* TO DO
From the entries that follow, gather each line holding the word "Севастополя".

[Dataset entries]
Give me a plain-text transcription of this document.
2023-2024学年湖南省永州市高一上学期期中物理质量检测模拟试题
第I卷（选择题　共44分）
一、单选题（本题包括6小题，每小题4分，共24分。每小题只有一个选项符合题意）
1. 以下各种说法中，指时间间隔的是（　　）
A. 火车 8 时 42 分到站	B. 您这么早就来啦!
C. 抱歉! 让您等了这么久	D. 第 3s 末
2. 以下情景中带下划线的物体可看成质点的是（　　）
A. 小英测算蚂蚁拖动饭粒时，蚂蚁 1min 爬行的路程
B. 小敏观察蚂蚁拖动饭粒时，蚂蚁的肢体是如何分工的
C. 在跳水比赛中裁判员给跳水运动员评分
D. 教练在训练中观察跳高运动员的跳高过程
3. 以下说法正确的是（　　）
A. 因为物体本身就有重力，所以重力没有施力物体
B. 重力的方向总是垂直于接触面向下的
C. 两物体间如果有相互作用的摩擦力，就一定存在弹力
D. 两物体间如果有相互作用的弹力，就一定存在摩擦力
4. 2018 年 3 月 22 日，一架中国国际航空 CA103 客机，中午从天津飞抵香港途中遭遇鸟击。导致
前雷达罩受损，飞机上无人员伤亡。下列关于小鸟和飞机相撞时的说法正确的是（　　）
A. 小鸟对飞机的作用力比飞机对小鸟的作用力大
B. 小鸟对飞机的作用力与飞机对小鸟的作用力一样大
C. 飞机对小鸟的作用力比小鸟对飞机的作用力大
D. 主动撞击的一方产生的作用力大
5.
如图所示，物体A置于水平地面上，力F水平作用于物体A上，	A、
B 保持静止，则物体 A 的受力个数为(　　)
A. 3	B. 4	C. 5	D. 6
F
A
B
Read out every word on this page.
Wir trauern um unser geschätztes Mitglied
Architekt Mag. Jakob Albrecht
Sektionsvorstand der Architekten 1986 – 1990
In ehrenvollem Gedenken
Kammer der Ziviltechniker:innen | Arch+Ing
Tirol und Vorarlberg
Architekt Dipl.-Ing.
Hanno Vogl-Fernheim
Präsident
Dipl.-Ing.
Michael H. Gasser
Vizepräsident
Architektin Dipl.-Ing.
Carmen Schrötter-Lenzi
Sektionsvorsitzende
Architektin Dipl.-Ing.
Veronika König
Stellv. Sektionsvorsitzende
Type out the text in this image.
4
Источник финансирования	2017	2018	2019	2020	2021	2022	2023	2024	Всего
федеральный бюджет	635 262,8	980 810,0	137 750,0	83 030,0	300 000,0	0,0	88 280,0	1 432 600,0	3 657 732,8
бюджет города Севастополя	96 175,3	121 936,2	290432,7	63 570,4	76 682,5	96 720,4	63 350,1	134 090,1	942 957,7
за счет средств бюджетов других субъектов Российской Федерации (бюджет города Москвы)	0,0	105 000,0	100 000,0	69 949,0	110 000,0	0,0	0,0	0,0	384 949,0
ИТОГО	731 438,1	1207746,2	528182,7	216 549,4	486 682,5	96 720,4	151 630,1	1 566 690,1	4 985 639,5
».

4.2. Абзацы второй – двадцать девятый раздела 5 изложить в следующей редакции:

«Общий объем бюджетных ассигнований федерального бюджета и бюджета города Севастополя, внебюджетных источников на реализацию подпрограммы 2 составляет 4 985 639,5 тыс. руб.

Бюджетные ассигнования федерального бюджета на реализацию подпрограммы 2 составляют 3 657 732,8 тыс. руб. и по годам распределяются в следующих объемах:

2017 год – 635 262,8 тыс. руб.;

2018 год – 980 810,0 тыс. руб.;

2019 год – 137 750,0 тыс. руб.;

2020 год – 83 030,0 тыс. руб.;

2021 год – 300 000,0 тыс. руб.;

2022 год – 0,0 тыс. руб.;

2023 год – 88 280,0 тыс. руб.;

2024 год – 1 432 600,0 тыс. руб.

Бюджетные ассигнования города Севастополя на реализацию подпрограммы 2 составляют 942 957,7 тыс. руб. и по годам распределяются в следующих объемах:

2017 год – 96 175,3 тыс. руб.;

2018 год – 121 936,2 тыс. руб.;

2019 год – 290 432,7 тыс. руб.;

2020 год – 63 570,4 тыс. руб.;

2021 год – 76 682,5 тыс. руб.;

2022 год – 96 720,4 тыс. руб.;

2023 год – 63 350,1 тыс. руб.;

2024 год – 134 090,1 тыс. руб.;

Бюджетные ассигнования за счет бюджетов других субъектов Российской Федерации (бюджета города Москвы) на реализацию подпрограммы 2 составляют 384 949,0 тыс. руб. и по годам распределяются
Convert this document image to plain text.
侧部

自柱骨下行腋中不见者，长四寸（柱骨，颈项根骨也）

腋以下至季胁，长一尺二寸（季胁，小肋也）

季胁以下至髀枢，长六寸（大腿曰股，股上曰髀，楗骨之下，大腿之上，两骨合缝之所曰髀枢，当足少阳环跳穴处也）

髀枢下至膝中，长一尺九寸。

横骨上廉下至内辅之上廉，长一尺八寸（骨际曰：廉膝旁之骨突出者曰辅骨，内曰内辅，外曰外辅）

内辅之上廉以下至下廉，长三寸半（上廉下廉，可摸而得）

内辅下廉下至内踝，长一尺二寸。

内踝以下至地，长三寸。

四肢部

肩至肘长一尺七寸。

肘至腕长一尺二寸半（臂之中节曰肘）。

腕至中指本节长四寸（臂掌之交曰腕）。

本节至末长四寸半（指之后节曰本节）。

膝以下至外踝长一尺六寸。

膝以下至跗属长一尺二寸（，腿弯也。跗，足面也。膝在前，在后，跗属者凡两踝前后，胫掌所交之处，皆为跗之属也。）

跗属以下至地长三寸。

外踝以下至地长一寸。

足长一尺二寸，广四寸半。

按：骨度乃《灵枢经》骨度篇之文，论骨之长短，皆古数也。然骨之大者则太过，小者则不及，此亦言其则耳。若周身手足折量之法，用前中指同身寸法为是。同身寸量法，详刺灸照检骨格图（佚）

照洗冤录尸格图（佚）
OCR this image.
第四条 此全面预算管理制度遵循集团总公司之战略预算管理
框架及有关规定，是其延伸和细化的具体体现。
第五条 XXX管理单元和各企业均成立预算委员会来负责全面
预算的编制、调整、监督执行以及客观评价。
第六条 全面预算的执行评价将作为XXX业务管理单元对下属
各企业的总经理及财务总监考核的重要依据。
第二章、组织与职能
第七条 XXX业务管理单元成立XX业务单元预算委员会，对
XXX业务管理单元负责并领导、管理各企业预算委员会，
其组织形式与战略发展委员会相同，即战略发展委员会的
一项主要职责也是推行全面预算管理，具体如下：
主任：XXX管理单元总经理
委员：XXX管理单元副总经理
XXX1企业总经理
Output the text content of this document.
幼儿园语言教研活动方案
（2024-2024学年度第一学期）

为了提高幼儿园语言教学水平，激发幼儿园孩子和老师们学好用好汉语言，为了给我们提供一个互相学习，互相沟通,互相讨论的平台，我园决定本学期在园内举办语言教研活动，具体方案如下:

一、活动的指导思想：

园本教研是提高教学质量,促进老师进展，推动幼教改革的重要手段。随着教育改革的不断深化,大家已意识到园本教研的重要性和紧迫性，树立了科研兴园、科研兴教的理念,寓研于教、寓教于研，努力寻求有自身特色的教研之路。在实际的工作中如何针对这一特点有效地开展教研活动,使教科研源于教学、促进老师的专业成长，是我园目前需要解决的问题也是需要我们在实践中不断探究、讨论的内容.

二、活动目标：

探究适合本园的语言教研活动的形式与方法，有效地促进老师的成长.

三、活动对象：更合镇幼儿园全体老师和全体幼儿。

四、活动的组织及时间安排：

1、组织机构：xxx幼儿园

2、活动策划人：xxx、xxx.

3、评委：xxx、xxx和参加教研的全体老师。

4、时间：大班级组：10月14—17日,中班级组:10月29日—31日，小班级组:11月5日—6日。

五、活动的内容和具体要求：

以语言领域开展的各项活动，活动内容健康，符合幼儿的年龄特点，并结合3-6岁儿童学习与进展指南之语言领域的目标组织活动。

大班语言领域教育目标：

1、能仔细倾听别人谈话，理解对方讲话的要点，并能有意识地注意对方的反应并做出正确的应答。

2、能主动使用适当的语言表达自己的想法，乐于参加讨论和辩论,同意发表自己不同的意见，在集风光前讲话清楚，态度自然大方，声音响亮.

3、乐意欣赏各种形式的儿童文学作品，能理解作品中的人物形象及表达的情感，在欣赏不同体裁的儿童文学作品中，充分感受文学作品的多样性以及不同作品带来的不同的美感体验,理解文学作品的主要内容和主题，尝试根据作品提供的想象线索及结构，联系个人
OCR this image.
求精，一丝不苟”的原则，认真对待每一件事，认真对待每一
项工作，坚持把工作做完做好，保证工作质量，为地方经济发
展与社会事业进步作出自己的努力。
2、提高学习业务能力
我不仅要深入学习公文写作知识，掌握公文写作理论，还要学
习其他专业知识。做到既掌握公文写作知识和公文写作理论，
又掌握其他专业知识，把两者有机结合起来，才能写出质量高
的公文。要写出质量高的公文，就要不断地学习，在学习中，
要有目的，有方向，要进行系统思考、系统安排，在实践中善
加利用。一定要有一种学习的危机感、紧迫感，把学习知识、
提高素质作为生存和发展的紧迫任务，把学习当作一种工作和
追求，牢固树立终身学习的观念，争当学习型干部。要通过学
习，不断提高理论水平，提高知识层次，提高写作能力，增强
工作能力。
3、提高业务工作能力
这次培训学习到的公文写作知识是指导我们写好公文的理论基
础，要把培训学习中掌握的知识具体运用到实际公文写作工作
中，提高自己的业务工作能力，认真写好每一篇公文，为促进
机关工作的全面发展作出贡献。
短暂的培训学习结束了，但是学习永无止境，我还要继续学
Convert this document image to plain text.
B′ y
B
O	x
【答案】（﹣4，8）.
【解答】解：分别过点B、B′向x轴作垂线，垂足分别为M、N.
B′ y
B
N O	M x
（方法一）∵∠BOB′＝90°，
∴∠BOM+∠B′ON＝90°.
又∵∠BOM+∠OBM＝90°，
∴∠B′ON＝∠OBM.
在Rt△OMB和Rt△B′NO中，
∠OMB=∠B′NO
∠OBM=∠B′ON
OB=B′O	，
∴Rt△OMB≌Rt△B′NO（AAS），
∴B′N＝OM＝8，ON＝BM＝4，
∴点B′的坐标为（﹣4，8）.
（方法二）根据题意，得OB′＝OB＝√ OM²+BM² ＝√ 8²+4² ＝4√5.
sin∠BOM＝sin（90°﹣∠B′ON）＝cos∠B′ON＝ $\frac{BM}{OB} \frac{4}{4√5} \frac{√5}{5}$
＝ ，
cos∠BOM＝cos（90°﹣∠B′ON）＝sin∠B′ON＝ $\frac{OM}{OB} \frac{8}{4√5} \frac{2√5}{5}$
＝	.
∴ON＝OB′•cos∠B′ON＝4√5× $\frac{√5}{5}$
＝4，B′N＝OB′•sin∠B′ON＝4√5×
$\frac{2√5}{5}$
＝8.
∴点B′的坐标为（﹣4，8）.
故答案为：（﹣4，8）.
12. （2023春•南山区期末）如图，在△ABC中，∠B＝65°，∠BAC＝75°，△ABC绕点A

* ANSWER
бюджет города Севастополя	96 175,3	121 936,2	290432,7	63 570,4	76 682,5	96 720,4	63 350,1	134 090,1	942 957,7
«Общий объем бюджетных ассигнований федерального бюджета и бюджета города Севастополя, внебюджетных источников на реализацию подпрограммы 2 составляет 4 985 639,5 тыс. руб.
Бюджетные ассигнования города Севастополя на реализацию подпрограммы 2 составляют 942 957,7 тыс. руб. и по годам распределяются в следующих объемах:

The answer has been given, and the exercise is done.